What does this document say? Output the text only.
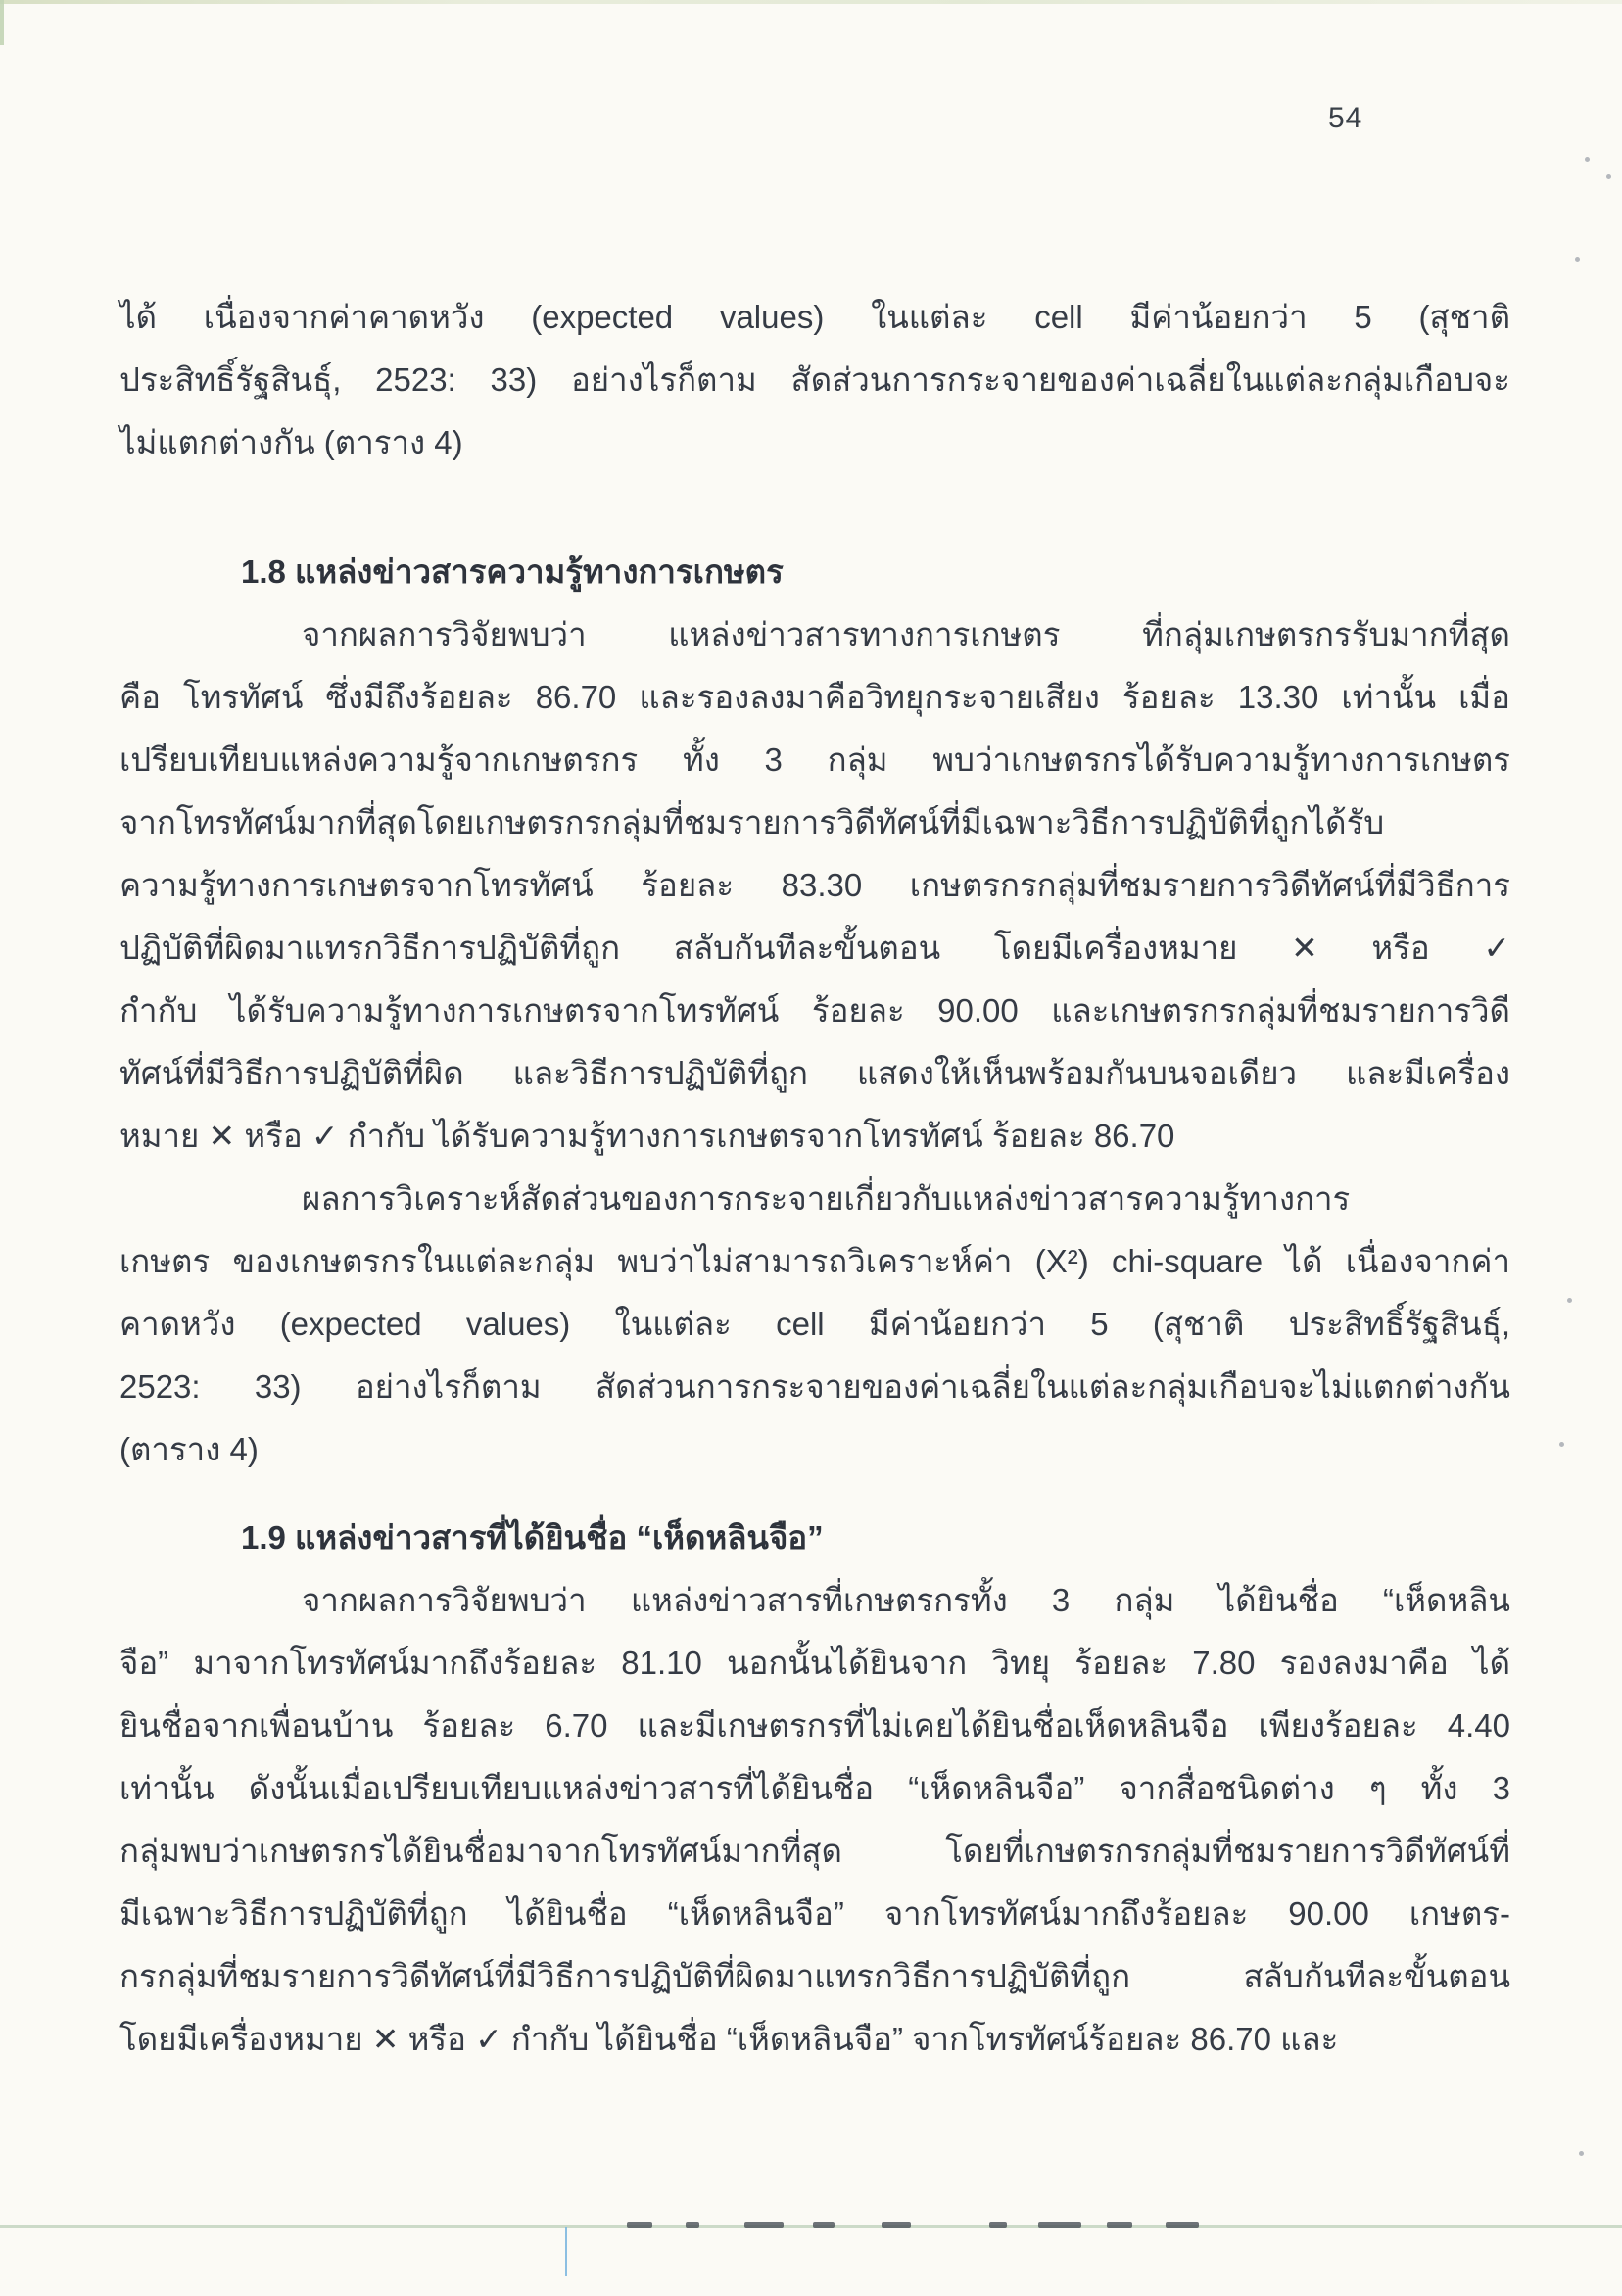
54
ได้ เนื่องจากค่าคาดหวัง (expected values) ในแต่ละ cell มีค่าน้อยกว่า 5 (สุชาติ
ประสิทธิ์รัฐสินธุ์, 2523: 33) อย่างไรก็ตาม สัดส่วนการกระจายของค่าเฉลี่ยในแต่ละกลุ่มเกือบจะ
ไม่แตกต่างกัน (ตาราง 4)
1.8 แหล่งข่าวสารความรู้ทางการเกษตร
จากผลการวิจัยพบว่า แหล่งข่าวสารทางการเกษตร ที่กลุ่มเกษตรกรรับมากที่สุด
คือ โทรทัศน์ ซึ่งมีถึงร้อยละ 86.70 และรองลงมาคือวิทยุกระจายเสียง ร้อยละ 13.30 เท่านั้น เมื่อ
เปรียบเทียบแหล่งความรู้จากเกษตรกร ทั้ง 3 กลุ่ม พบว่าเกษตรกรได้รับความรู้ทางการเกษตร
จากโทรทัศน์มากที่สุดโดยเกษตรกรกลุ่มที่ชมรายการวิดีทัศน์ที่มีเฉพาะวิธีการปฏิบัติที่ถูกได้รับ
ความรู้ทางการเกษตรจากโทรทัศน์ ร้อยละ 83.30 เกษตรกรกลุ่มที่ชมรายการวิดีทัศน์ที่มีวิธีการ
ปฏิบัติที่ผิดมาแทรกวิธีการปฏิบัติที่ถูก สลับกันทีละขั้นตอน โดยมีเครื่องหมาย ✕ หรือ ✓
กำกับ ได้รับความรู้ทางการเกษตรจากโทรทัศน์ ร้อยละ 90.00 และเกษตรกรกลุ่มที่ชมรายการวิดี
ทัศน์ที่มีวิธีการปฏิบัติที่ผิด และวิธีการปฏิบัติที่ถูก แสดงให้เห็นพร้อมกันบนจอเดียว และมีเครื่อง
หมาย ✕ หรือ ✓ กำกับ ได้รับความรู้ทางการเกษตรจากโทรทัศน์ ร้อยละ 86.70
ผลการวิเคราะห์สัดส่วนของการกระจายเกี่ยวกับแหล่งข่าวสารความรู้ทางการ
เกษตร ของเกษตรกรในแต่ละกลุ่ม พบว่าไม่สามารถวิเคราะห์ค่า (X²) chi-square ได้ เนื่องจากค่า
คาดหวัง (expected values) ในแต่ละ cell มีค่าน้อยกว่า 5 (สุชาติ ประสิทธิ์รัฐสินธุ์,
2523: 33) อย่างไรก็ตาม สัดส่วนการกระจายของค่าเฉลี่ยในแต่ละกลุ่มเกือบจะไม่แตกต่างกัน
(ตาราง 4)
1.9 แหล่งข่าวสารที่ได้ยินชื่อ “เห็ดหลินจือ”
จากผลการวิจัยพบว่า แหล่งข่าวสารที่เกษตรกรทั้ง 3 กลุ่ม ได้ยินชื่อ “เห็ดหลิน
จือ” มาจากโทรทัศน์มากถึงร้อยละ 81.10 นอกนั้นได้ยินจาก วิทยุ ร้อยละ 7.80 รองลงมาคือ ได้
ยินชื่อจากเพื่อนบ้าน ร้อยละ 6.70 และมีเกษตรกรที่ไม่เคยได้ยินชื่อเห็ดหลินจือ เพียงร้อยละ 4.40
เท่านั้น ดังนั้นเมื่อเปรียบเทียบแหล่งข่าวสารที่ได้ยินชื่อ “เห็ดหลินจือ” จากสื่อชนิดต่าง ๆ ทั้ง 3
กลุ่มพบว่าเกษตรกรได้ยินชื่อมาจากโทรทัศน์มากที่สุด โดยที่เกษตรกรกลุ่มที่ชมรายการวิดีทัศน์ที่
มีเฉพาะวิธีการปฏิบัติที่ถูก ได้ยินชื่อ “เห็ดหลินจือ” จากโทรทัศน์มากถึงร้อยละ 90.00 เกษตร-
กรกลุ่มที่ชมรายการวิดีทัศน์ที่มีวิธีการปฏิบัติที่ผิดมาแทรกวิธีการปฏิบัติที่ถูก สลับกันทีละขั้นตอน
โดยมีเครื่องหมาย ✕ หรือ ✓ กำกับ ได้ยินชื่อ “เห็ดหลินจือ” จากโทรทัศน์ร้อยละ 86.70 และ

━━━━━━━━━━━━━━━━━━━━━━━━━━━━━━

__Stated goal__. Of the lines in the data above, how many contain the word "ดมาแทรกว"? Give only that figure.

__Result of this exercise__. 2